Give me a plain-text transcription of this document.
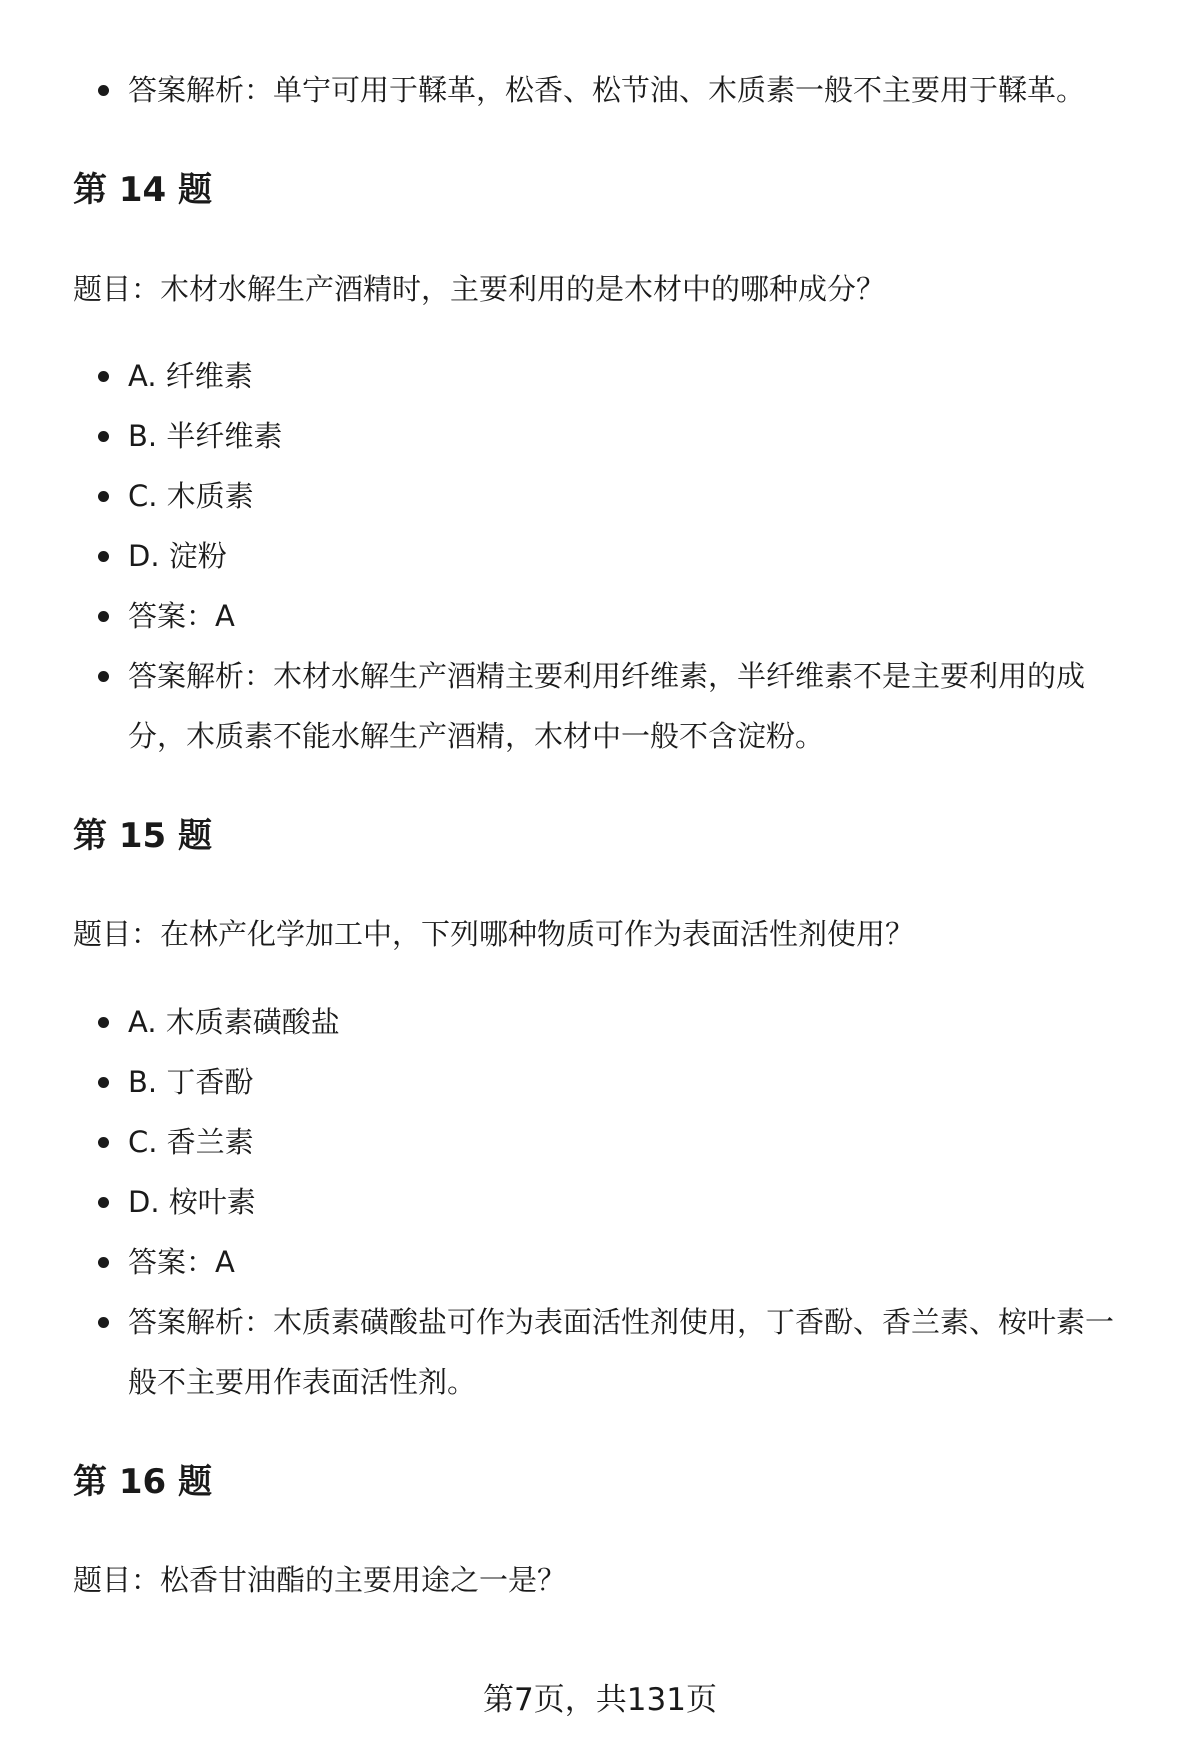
答案解析：单宁可用于鞣革，松香、松节油、木质素一般不主要用于鞣革。
第 14 题

题目：木材水解生产酒精时，主要利用的是木材中的哪种成分？

A. 纤维素
B. 半纤维素
C. 木质素
D. 淀粉
答案：A
答案解析：木材水解生产酒精主要利用纤维素，半纤维素不是主要利用的成分，木质素不能水解生产酒精，木材中一般不含淀粉。
第 15 题

题目：在林产化学加工中，下列哪种物质可作为表面活性剂使用？

A. 木质素磺酸盐
B. 丁香酚
C. 香兰素
D. 桉叶素
答案：A
答案解析：木质素磺酸盐可作为表面活性剂使用，丁香酚、香兰素、桉叶素一般不主要用作表面活性剂。
第 16 题

题目：松香甘油酯的主要用途之一是？

第7页，共131页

§ Written instruction: Copy all of the entries verbatim, leaving out any pictures they contain.

§ Task answer:
Give me a plain-text transcription of this document.
答案解析：单宁可用于鞣革，松香、松节油、木质素一般不主要用于鞣革。
第 14 题

题目：木材水解生产酒精时，主要利用的是木材中的哪种成分？

A. 纤维素
B. 半纤维素
C. 木质素
D. 淀粉
答案：A
答案解析：木材水解生产酒精主要利用纤维素，半纤维素不是主要利用的成分，木质素不能水解生产酒精，木材中一般不含淀粉。
第 15 题

题目：在林产化学加工中，下列哪种物质可作为表面活性剂使用？

A. 木质素磺酸盐
B. 丁香酚
C. 香兰素
D. 桉叶素
答案：A
答案解析：木质素磺酸盐可作为表面活性剂使用，丁香酚、香兰素、桉叶素一般不主要用作表面活性剂。
第 16 题

题目：松香甘油酯的主要用途之一是？

第7页，共131页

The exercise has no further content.